──────── Records

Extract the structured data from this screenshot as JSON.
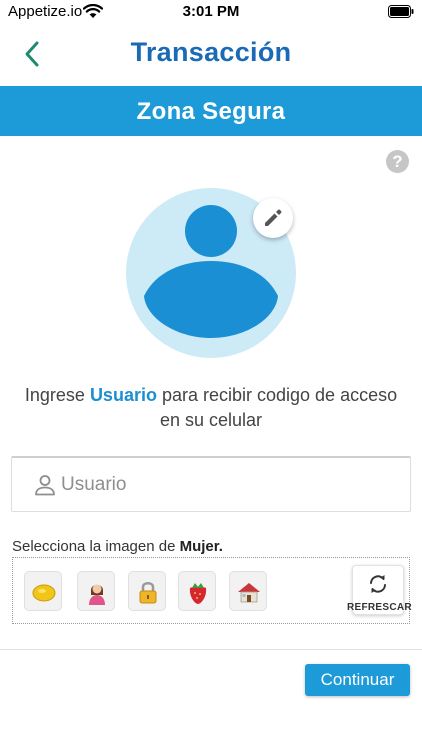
{
  "status_bar": {
    "carrier": "Appetize.io",
    "time": "3:01 PM",
    "icons": [
      "wifi-icon",
      "battery-icon"
    ]
  },
  "nav": {
    "title": "Transacción",
    "back_icon": "chevron-left-icon"
  },
  "banner": {
    "title": "Zona Segura"
  },
  "help": {
    "label": "?"
  },
  "avatar": {
    "icon": "user-silhouette-icon",
    "edit_icon": "pencil-icon"
  },
  "instructions": {
    "prefix": "Ingrese ",
    "highlight": "Usuario",
    "suffix": " para recibir codigo de acceso en su celular"
  },
  "user_field": {
    "value": "",
    "placeholder": "Usuario",
    "icon": "person-icon"
  },
  "image_select": {
    "prompt_prefix": "Selecciona la imagen de ",
    "prompt_target": "Mujer.",
    "options": [
      "lemon",
      "woman",
      "padlock",
      "strawberry",
      "house"
    ],
    "refresh_label": "REFRESCAR"
  },
  "continue_label": "Continuar",
  "colors": {
    "primary": "#1d9ad8",
    "title": "#1b6ab5",
    "back": "#1e8a70",
    "avatar_bg": "#cdeaf7",
    "avatar_fg": "#1b8fd3"
  }
}
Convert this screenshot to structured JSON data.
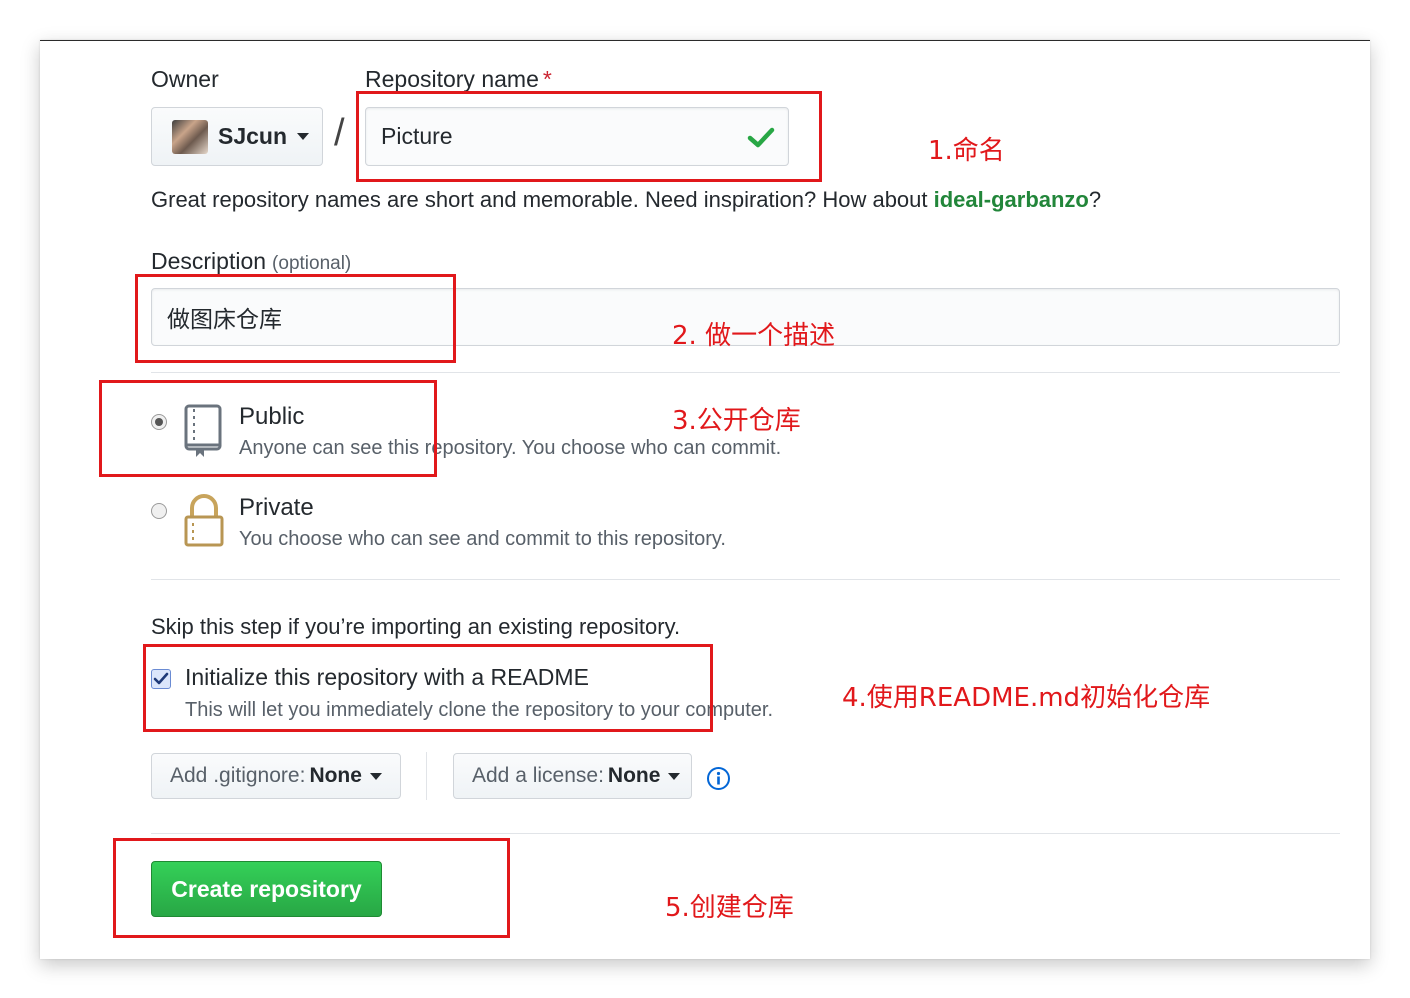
{
  "form": {
    "owner_label": "Owner",
    "repo_label": "Repository name",
    "required_mark": "*",
    "owner_value": "SJcun",
    "slash": "/",
    "repo_value": "Picture",
    "hint_prefix": "Great repository names are short and memorable. Need inspiration? How about ",
    "hint_suggestion": "ideal-garbanzo",
    "hint_suffix": "?",
    "description_label": "Description",
    "description_optional": "(optional)",
    "description_value": "做图床仓库",
    "public_title": "Public",
    "public_desc": "Anyone can see this repository. You choose who can commit.",
    "private_title": "Private",
    "private_desc": "You choose who can see and commit to this repository.",
    "skip_text": "Skip this step if you’re importing an existing repository.",
    "init_title": "Initialize this repository with a README",
    "init_desc": "This will let you immediately clone the repository to your computer.",
    "gitignore_prefix": "Add .gitignore:",
    "gitignore_value": "None",
    "license_prefix": "Add a license:",
    "license_value": "None",
    "create_button": "Create repository",
    "visibility_selected": "public",
    "readme_checked": true
  },
  "annotations": {
    "step1": "1.命名",
    "step2": "2. 做一个描述",
    "step3": "3.公开仓库",
    "step4": "4.使用README.md初始化仓库",
    "step5": "5.创建仓库"
  },
  "colors": {
    "annotation": "#e1181b",
    "create_button": "#28a745",
    "suggestion": "#22863a"
  },
  "icons": [
    "caret-down-icon",
    "checkmark-icon",
    "repo-book-icon",
    "lock-icon",
    "info-icon",
    "checkbox-checked-icon"
  ]
}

────────────────

## [Given instruction]
Pick out all the lines with the word "Usuario" in them and copy them.

## [Response for this exercise]
    "highlight": "Usuario",
    "placeholder": "Usuario",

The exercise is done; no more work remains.